*THE PROBLEM:*
Spot each line in the records below where the word "properties" occurs, then copy it.

____

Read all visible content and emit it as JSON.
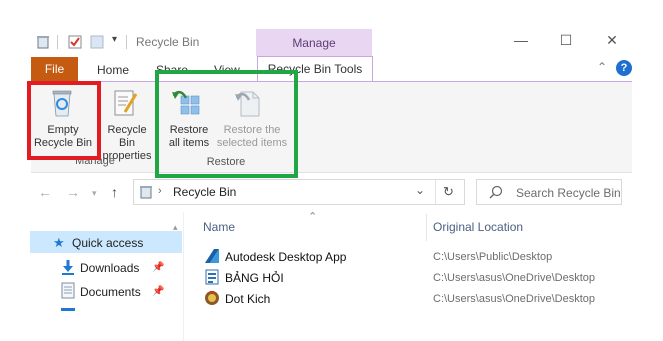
{
  "window": {
    "title": "Recycle Bin",
    "context_tab_group": "Manage",
    "controls": {
      "minimize": "—",
      "maximize": "☐",
      "close": "✕"
    }
  },
  "tabs": [
    {
      "label": "File"
    },
    {
      "label": "Home"
    },
    {
      "label": "Share"
    },
    {
      "label": "View"
    },
    {
      "label": "Recycle Bin Tools"
    }
  ],
  "ribbon": {
    "groups": [
      {
        "label": "Manage",
        "buttons": [
          {
            "label_line1": "Empty",
            "label_line2": "Recycle Bin",
            "icon": "recycle-bin-icon"
          },
          {
            "label_line1": "Recycle Bin",
            "label_line2": "properties",
            "icon": "properties-icon"
          }
        ]
      },
      {
        "label": "Restore",
        "buttons": [
          {
            "label_line1": "Restore",
            "label_line2": "all items",
            "icon": "restore-all-icon"
          },
          {
            "label_line1": "Restore the",
            "label_line2": "selected items",
            "icon": "restore-selected-icon",
            "disabled": true
          }
        ]
      }
    ],
    "highlight_colors": {
      "red": "#e31b23",
      "green": "#21a645"
    }
  },
  "address": {
    "path": "Recycle Bin",
    "search_placeholder": "Search Recycle Bin"
  },
  "sidebar": {
    "items": [
      {
        "label": "Quick access",
        "icon": "star-icon",
        "selected": true
      },
      {
        "label": "Downloads",
        "icon": "download-icon",
        "pinned": true
      },
      {
        "label": "Documents",
        "icon": "document-icon",
        "pinned": true
      }
    ]
  },
  "columns": {
    "name": "Name",
    "location": "Original Location"
  },
  "files": [
    {
      "name": "Autodesk Desktop App",
      "location": "C:\\Users\\Public\\Desktop",
      "icon": "autodesk-icon"
    },
    {
      "name": "BẢNG HỎI",
      "location": "C:\\Users\\asus\\OneDrive\\Desktop",
      "icon": "spreadsheet-icon"
    },
    {
      "name": "Dot Kich",
      "location": "C:\\Users\\asus\\OneDrive\\Desktop",
      "icon": "game-icon"
    }
  ]
}
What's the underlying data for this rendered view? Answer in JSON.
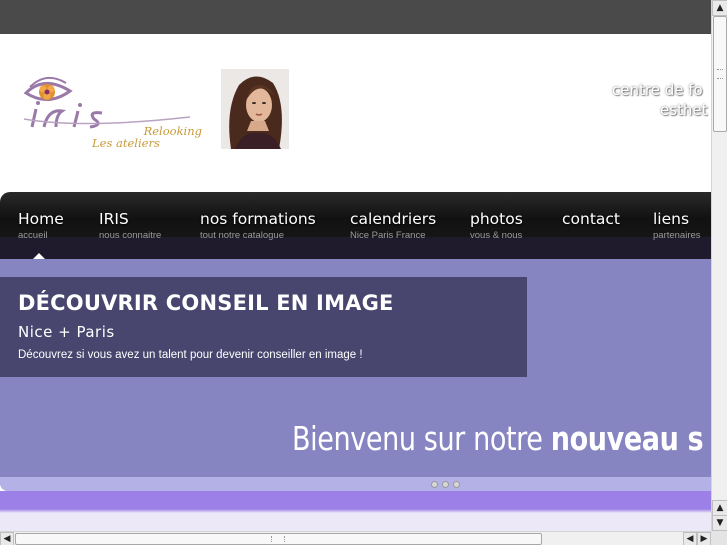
{
  "header": {
    "logo": {
      "brand": "IRIS",
      "line1": "Relooking",
      "line2": "Les ateliers"
    },
    "tagline": {
      "line1": "centre de fo",
      "line2": "esthet"
    }
  },
  "nav": {
    "items": [
      {
        "label": "Home",
        "sub": "accueil"
      },
      {
        "label": "IRIS",
        "sub": "nous connaitre"
      },
      {
        "label": "nos formations",
        "sub": "tout notre catalogue"
      },
      {
        "label": "calendriers",
        "sub": "Nice Paris France"
      },
      {
        "label": "photos",
        "sub": "vous & nous"
      },
      {
        "label": "contact",
        "sub": ""
      },
      {
        "label": "liens",
        "sub": "partenaires"
      }
    ],
    "active_index": 0
  },
  "slider": {
    "caption": {
      "title": "DÉCOUVRIR CONSEIL EN IMAGE",
      "subtitle": "Nice + Paris",
      "text": "Découvrez si vous avez un talent pour devenir conseiller en image !"
    },
    "welcome_prefix": "Bienvenu sur notre ",
    "welcome_bold": "nouveau s",
    "slide_count": 3
  },
  "colors": {
    "topbar": "#4a4a4a",
    "navbar": "#141414",
    "slider_bg": "#8784c2",
    "caption_bg": "#48466e",
    "logo_gold": "#c89a3a",
    "logo_purple": "#9a78a8"
  },
  "icons": {
    "scroll_up": "▲",
    "scroll_down": "▼",
    "scroll_left": "◀",
    "scroll_right": "▶"
  }
}
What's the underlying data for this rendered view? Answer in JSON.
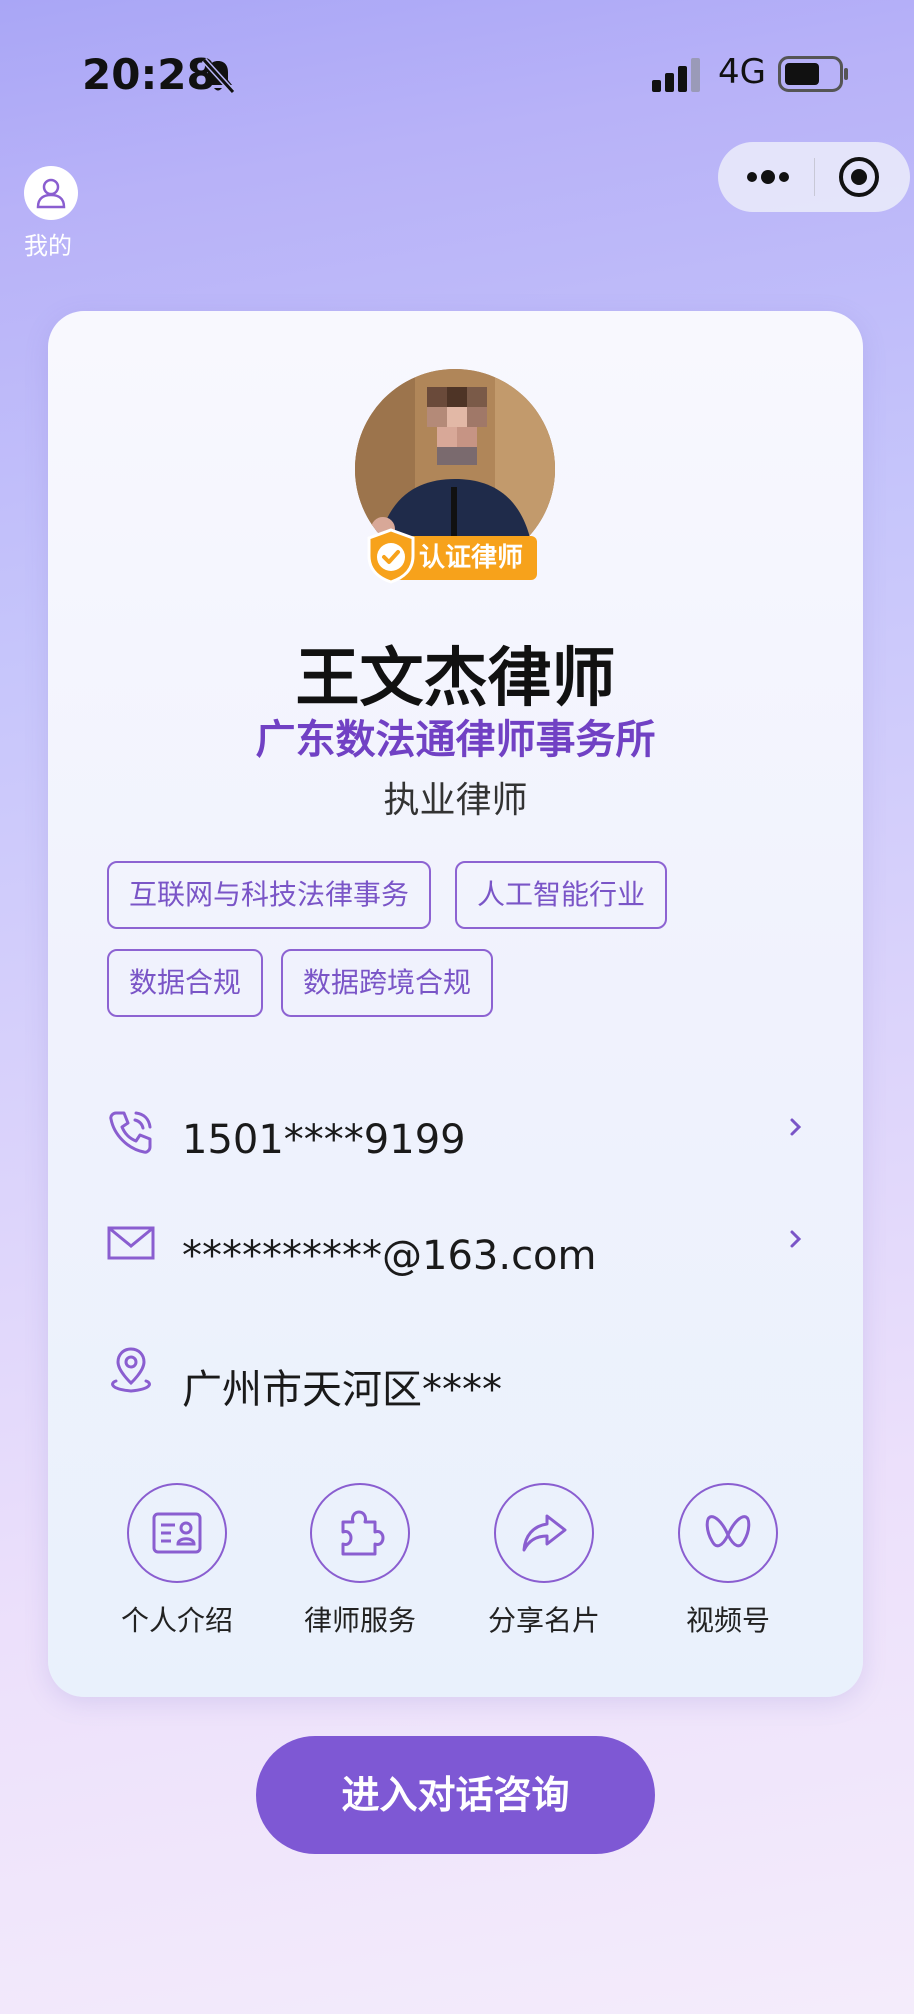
{
  "status_bar": {
    "time": "20:28",
    "network": "4G",
    "icons": [
      "bell-muted-icon",
      "signal-icon",
      "battery-icon"
    ]
  },
  "capsule": {
    "icons": [
      "more-icon",
      "target-icon"
    ]
  },
  "mine": {
    "label": "我的",
    "icon": "user-icon"
  },
  "profile": {
    "verified_label": "认证律师",
    "name": "王文杰律师",
    "firm": "广东数法通律师事务所",
    "title": "执业律师"
  },
  "tags": [
    "互联网与科技法律事务",
    "人工智能行业",
    "数据合规",
    "数据跨境合规"
  ],
  "contact": {
    "phone": "1501****9199",
    "email": "**********@163.com",
    "address": "广州市天河区****"
  },
  "actions": [
    {
      "label": "个人介绍",
      "icon": "id-card-icon"
    },
    {
      "label": "律师服务",
      "icon": "puzzle-icon"
    },
    {
      "label": "分享名片",
      "icon": "share-icon"
    },
    {
      "label": "视频号",
      "icon": "channels-icon"
    }
  ],
  "cta": {
    "label": "进入对话咨询"
  },
  "colors": {
    "accent": "#7e58d4",
    "firm": "#7141c4",
    "badge": "#f7a21b"
  }
}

____

*OUTPUT OF THE EXERCISE:*
            "label_line2": "properties",
            "icon": "properties-icon"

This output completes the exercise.